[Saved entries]
======
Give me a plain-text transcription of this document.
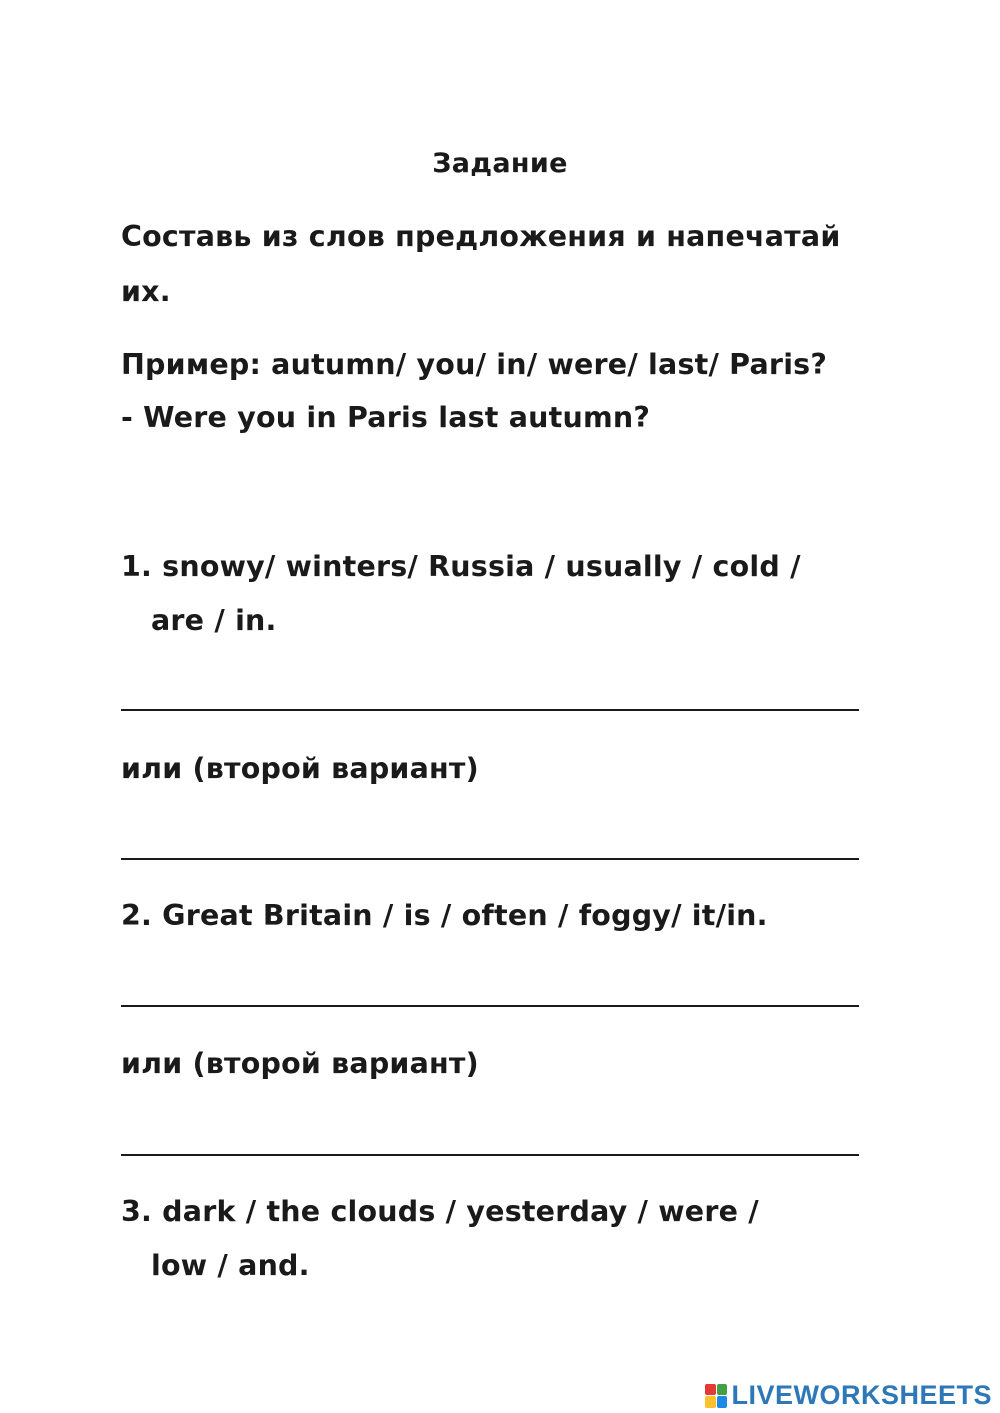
Задание
Составь из слов предложения и напечатай
их.
Пример: autumn/ you/ in/ were/ last/ Paris?
- Were you in Paris last autumn?
1. snowy/ winters/ Russia / usually / cold /
are / in.
или (второй вариант)
2. Great Britain / is / often / foggy/ it/in.
или (второй вариант)
3. dark / the clouds / yesterday / were /
low / and.
LIVEWORKSHEETS
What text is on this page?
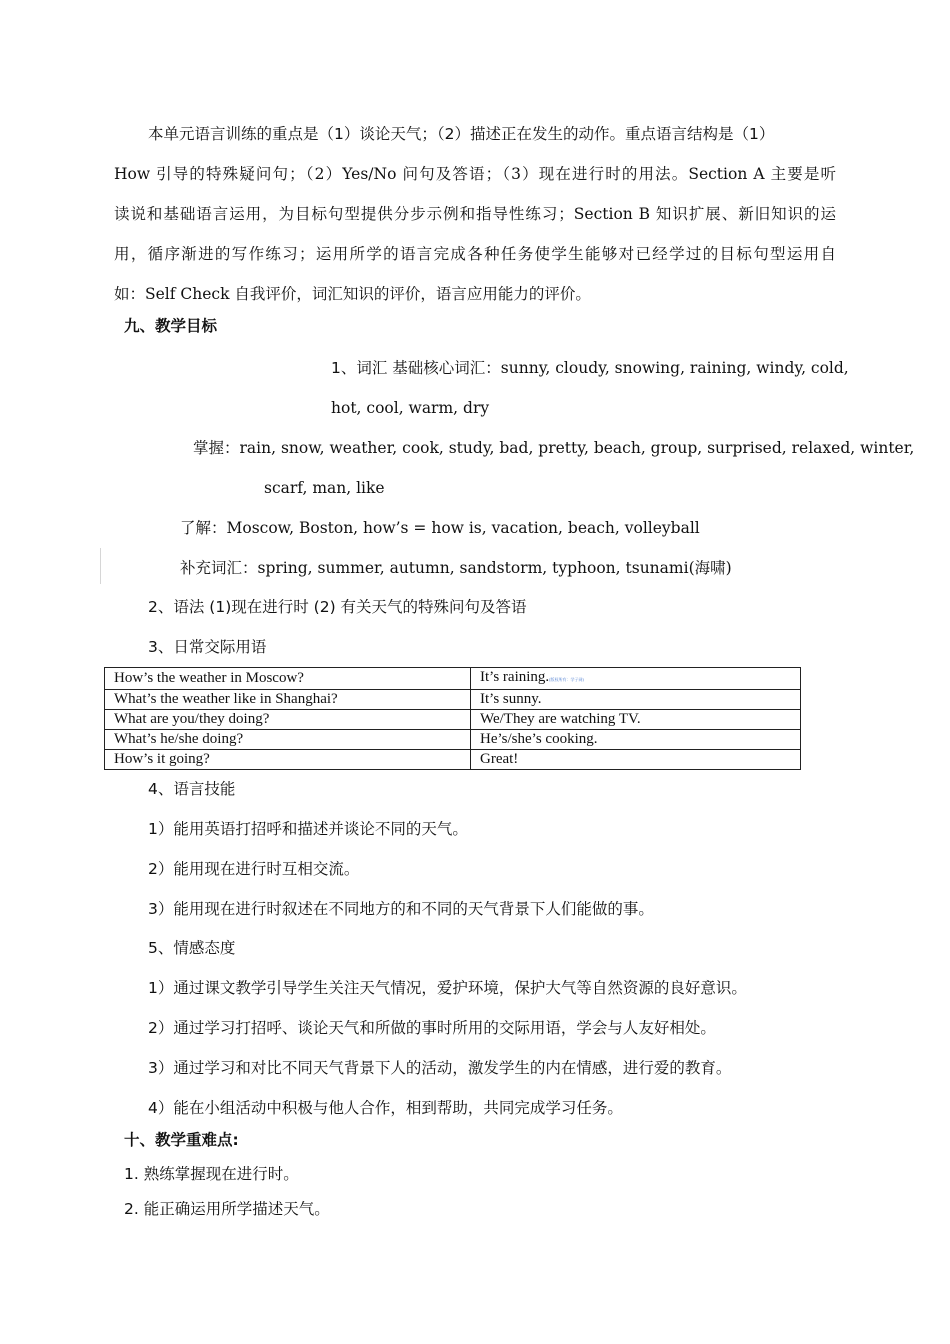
本单元语言训练的重点是（1）谈论天气；（2）描述正在发生的动作。重点语言结构是（1）
How 引导的特殊疑问句；（2）Yes/No 问句及答语；（3）现在进行时的用法。Section A 主要是听
读说和基础语言运用，为目标句型提供分步示例和指导性练习；Section B 知识扩展、新旧知识的运
用，循序渐进的写作练习；运用所学的语言完成各种任务使学生能够对已经学过的目标句型运用自
如：Self Check 自我评价，词汇知识的评价，语言应用能力的评价。
九、教学目标
1、词汇 基础核心词汇：sunny, cloudy, snowing, raining, windy, cold,
hot, cool, warm, dry
掌握：rain, snow, weather, cook, study, bad, pretty, beach, group, surprised, relaxed, winter,
scarf, man, like
了解：Moscow, Boston, how’s = how is, vacation, beach, volleyball
补充词汇：spring, summer, autumn, sandstorm, typhoon, tsunami(海啸)
2、语法 (1)现在进行时 (2) 有关天气的特殊问句及答语
3、日常交际用语
How’s the weather in Moscow?	It’s raining.(版权所有：学子网)
What’s the weather like in Shanghai?	It’s sunny.
What are you/they doing?	We/They are watching TV.
What’s he/she doing?	He’s/she’s cooking.
How’s it going?	Great!
4、语言技能
1）能用英语打招呼和描述并谈论不同的天气。
2）能用现在进行时互相交流。
3）能用现在进行时叙述在不同地方的和不同的天气背景下人们能做的事。
5、情感态度
1）通过课文教学引导学生关注天气情况，爱护环境，保护大气等自然资源的良好意识。
2）通过学习打招呼、谈论天气和所做的事时所用的交际用语，学会与人友好相处。
3）通过学习和对比不同天气背景下人的活动，激发学生的内在情感，进行爱的教育。
4）能在小组活动中积极与他人合作，相到帮助，共同完成学习任务。
十、教学重难点:
1. 熟练掌握现在进行时。
2. 能正确运用所学描述天气。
======
Problem requirements:
From the material above, copy each line that includes the word "What".

Worked answer:
What text is on this page?
What’s the weather like in Shanghai?	It’s sunny.
What are you/they doing?	We/They are watching TV.
What’s he/she doing?	He’s/she’s cooking.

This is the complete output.